■ **Goal of the exercise**
Determine the number of lines in the listing below where the string "Horní" occurs; answer with the number alone.

********

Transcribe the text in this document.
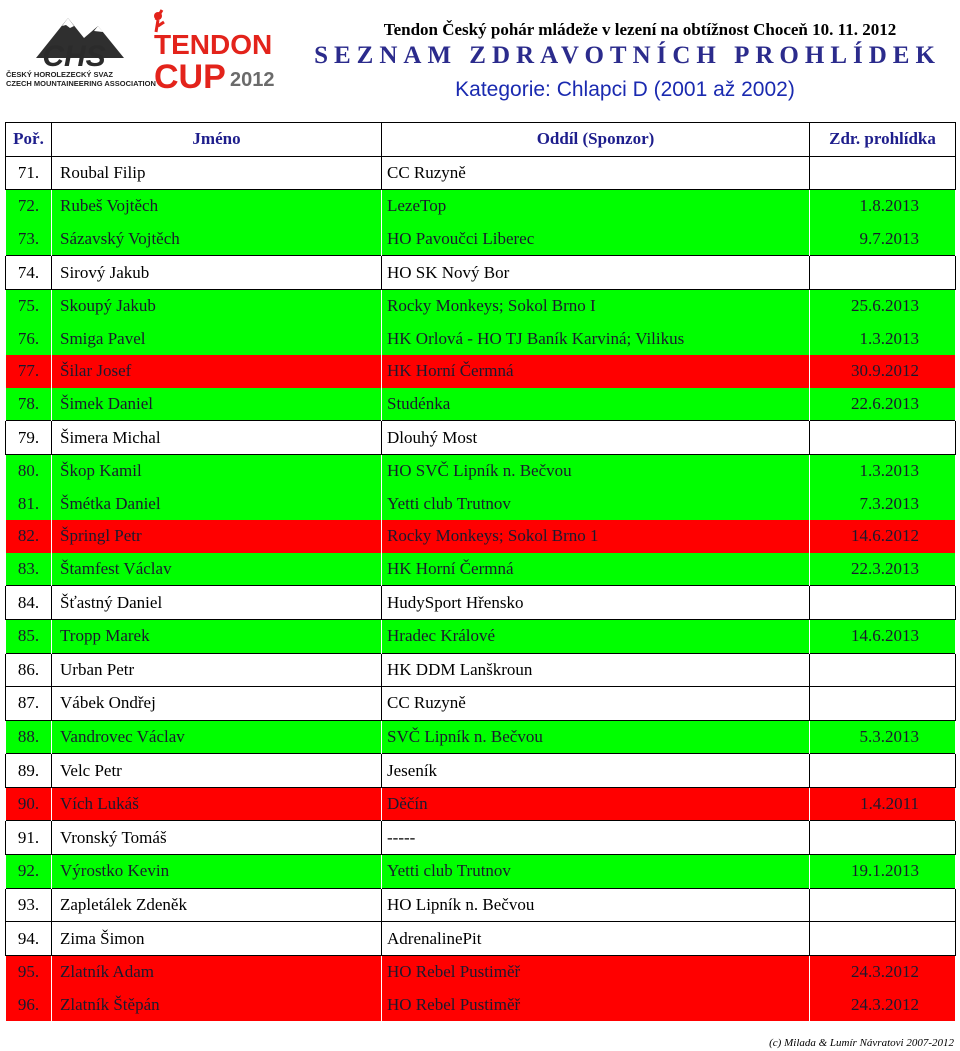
CHS
ČESKÝ HOROLEZECKÝ SVAZ
CZECH MOUNTAINEERING ASSOCIATION
TENDON
CUP 2012
Tendon Český pohár mládeže v lezení na obtížnost Choceň 10. 11. 2012
SEZNAM ZDRAVOTNÍCH PROHLÍDEK
Kategorie: Chlapci D (2001 až 2002)
Poř.	Jméno	Oddíl (Sponzor)	Zdr. prohlídka
71.	Roubal Filip	CC Ruzyně	
72.	Rubeš Vojtěch	LezeTop	1.8.2013
73.	Sázavský Vojtěch	HO Pavoučci Liberec	9.7.2013
74.	Sirový Jakub	HO SK Nový Bor	
75.	Skoupý Jakub	Rocky Monkeys; Sokol Brno I	25.6.2013
76.	Smiga Pavel	HK Orlová - HO TJ Baník Karviná; Vilikus	1.3.2013
77.	Šilar Josef	HK Horní Čermná	30.9.2012
78.	Šimek Daniel	Studénka	22.6.2013
79.	Šimera Michal	Dlouhý Most	
80.	Škop Kamil	HO SVČ Lipník n. Bečvou	1.3.2013
81.	Šmétka Daniel	Yetti club Trutnov	7.3.2013
82.	Špringl Petr	Rocky Monkeys; Sokol Brno 1	14.6.2012
83.	Štamfest Václav	HK Horní Čermná	22.3.2013
84.	Šťastný Daniel	HudySport Hřensko	
85.	Tropp Marek	Hradec Králové	14.6.2013
86.	Urban Petr	HK DDM Lanškroun	
87.	Vábek Ondřej	CC Ruzyně	
88.	Vandrovec Václav	SVČ Lipník n. Bečvou	5.3.2013
89.	Velc Petr	Jeseník	
90.	Vích Lukáš	Děčín	1.4.2011
91.	Vronský Tomáš	-----	
92.	Výrostko Kevin	Yetti club Trutnov	19.1.2013
93.	Zapletálek Zdeněk	HO Lipník n. Bečvou	
94.	Zima Šimon	AdrenalinePit	
95.	Zlatník Adam	HO Rebel Pustiměř	24.3.2012
96.	Zlatník Štěpán	HO Rebel Pustiměř	24.3.2012
(c) Milada & Lumír Návratovi 2007-2012
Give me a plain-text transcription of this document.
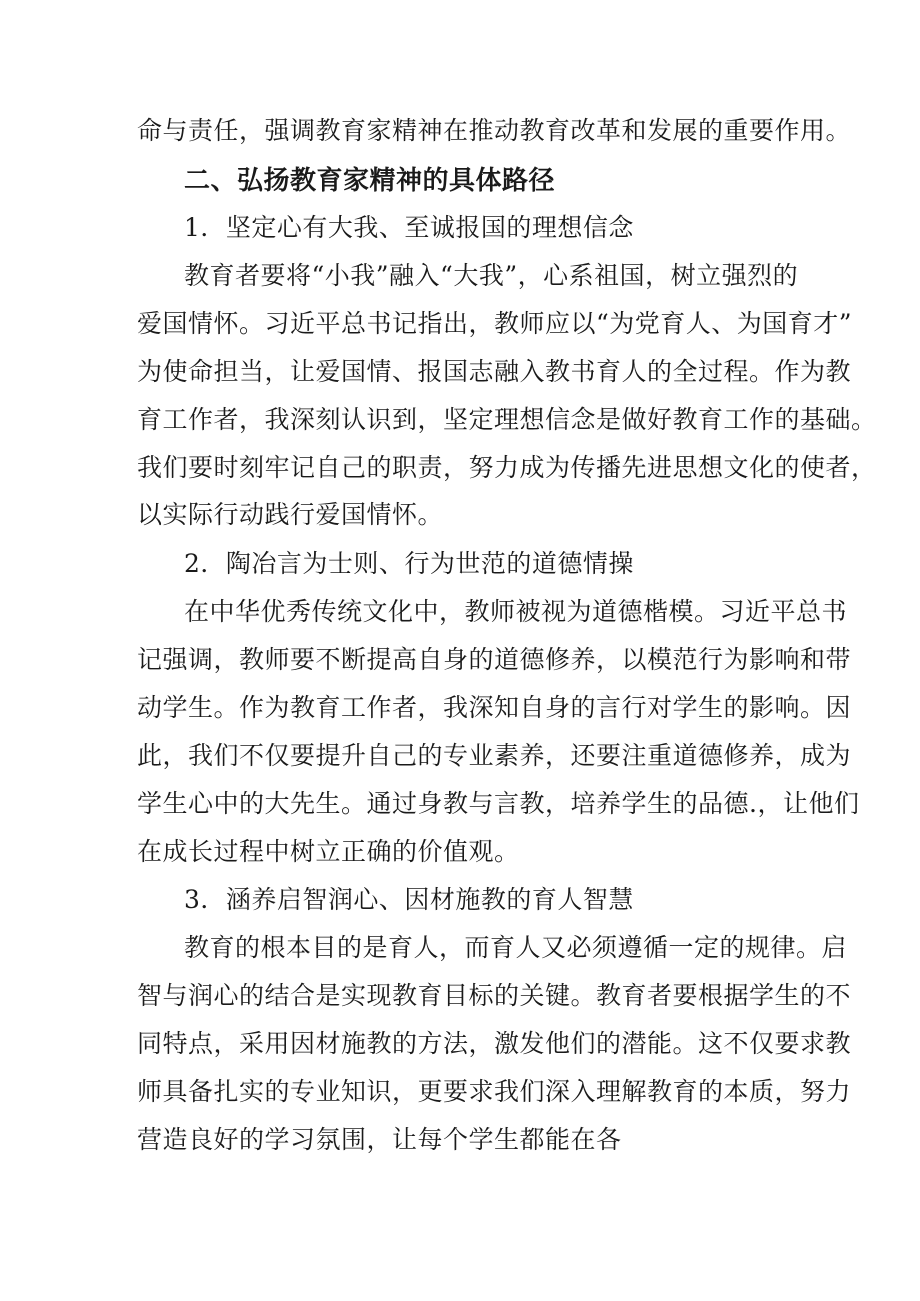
命与责任，强调教育家精神在推动教育改革和发展的重要作用。
二、弘扬教育家精神的具体路径
1．坚定心有大我、至诚报国的理想信念
教育者要将“小我”融入“大我”，心系祖国，树立强烈的
爱国情怀。习近平总书记指出，教师应以“为党育人、为国育才”
为使命担当，让爱国情、报国志融入教书育人的全过程。作为教
育工作者，我深刻认识到，坚定理想信念是做好教育工作的基础。
我们要时刻牢记自己的职责，努力成为传播先进思想文化的使者，
以实际行动践行爱国情怀。
2．陶冶言为士则、行为世范的道德情操
在中华优秀传统文化中，教师被视为道德楷模。习近平总书
记强调，教师要不断提高自身的道德修养，以模范行为影响和带
动学生。作为教育工作者，我深知自身的言行对学生的影响。因
此，我们不仅要提升自己的专业素养，还要注重道德修养，成为
学生心中的大先生。通过身教与言教，培养学生的品德.，让他们
在成长过程中树立正确的价值观。
3．涵养启智润心、因材施教的育人智慧
教育的根本目的是育人，而育人又必须遵循一定的规律。启
智与润心的结合是实现教育目标的关键。教育者要根据学生的不
同特点，采用因材施教的方法，激发他们的潜能。这不仅要求教
师具备扎实的专业知识，更要求我们深入理解教育的本质，努力
营造良好的学习氛围，让每个学生都能在各
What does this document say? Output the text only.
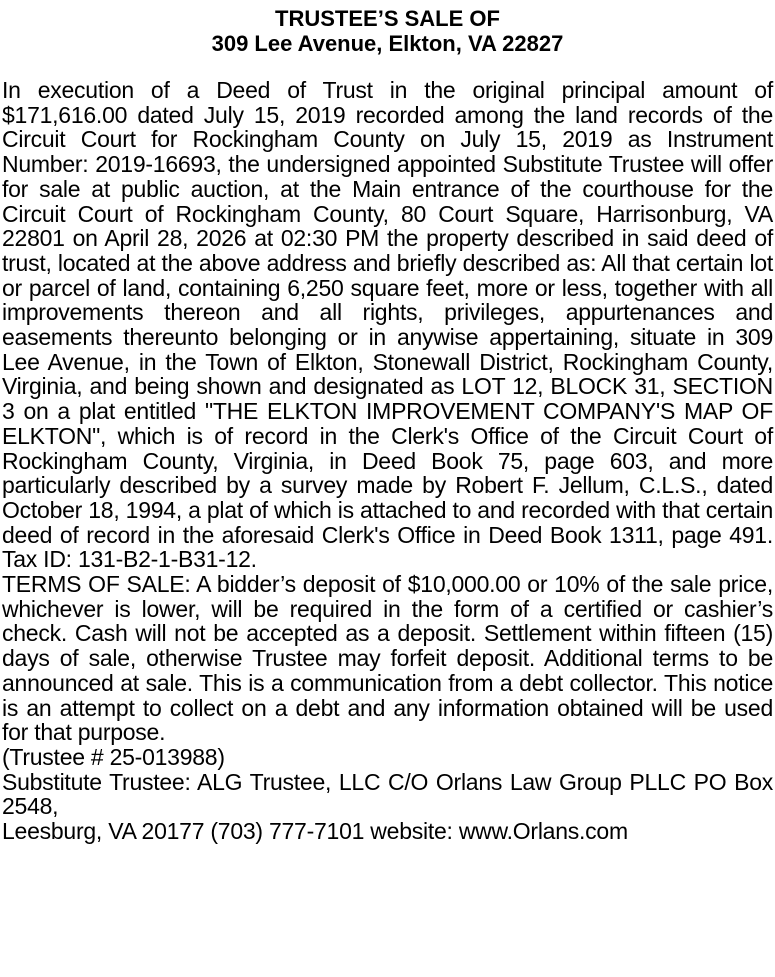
TRUSTEE’S SALE OF
309 Lee Avenue, Elkton, VA 22827

In execution of a Deed of Trust in the original principal amount of $171,616.00 dated July 15, 2019 recorded among the land records of the Circuit Court for Rockingham County on July 15, 2019 as Instrument Number: 2019-16693, the undersigned appointed Substitute Trustee will offer for sale at public auction, at the Main entrance of the courthouse for the Circuit Court of Rockingham County, 80 Court Square, Harrisonburg, VA 22801 on April 28, 2026 at 02:30 PM the property described in said deed of trust, located at the above address and briefly described as: All that certain lot or parcel of land, containing 6,250 square feet, more or less, together with all improvements thereon and all rights, privileges, appurtenances and easements thereunto belonging or in anywise appertaining, situate in 309 Lee Avenue, in the Town of Elkton, Stonewall District, Rockingham County, Virginia, and being shown and designated as LOT 12, BLOCK 31, SECTION 3 on a plat entitled "THE ELKTON IMPROVEMENT COMPANY'S MAP OF ELKTON", which is of record in the Clerk's Office of the Circuit Court of Rockingham County, Virginia, in Deed Book 75, page 603, and more particularly described by a survey made by Robert F. Jellum, C.L.S., dated October 18, 1994, a plat of which is attached to and recorded with that certain deed of record in the aforesaid Clerk's Office in Deed Book 1311, page 491. Tax ID: 131-B2-1-B31-12.

TERMS OF SALE: A bidder’s deposit of $10,000.00 or 10% of the sale price, whichever is lower, will be required in the form of a certified or cashier’s check. Cash will not be accepted as a deposit. Settlement within fifteen (15) days of sale, otherwise Trustee may forfeit deposit. Additional terms to be announced at sale. This is a communication from a debt collector. This notice is an attempt to collect on a debt and any information obtained will be used for that purpose.

(Trustee # 25-013988)
Substitute Trustee: ALG Trustee, LLC C/O Orlans Law Group PLLC PO Box 2548,
Leesburg, VA 20177 (703) 777-7101 website: www.Orlans.com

********

■ **Solution to this exercise**
2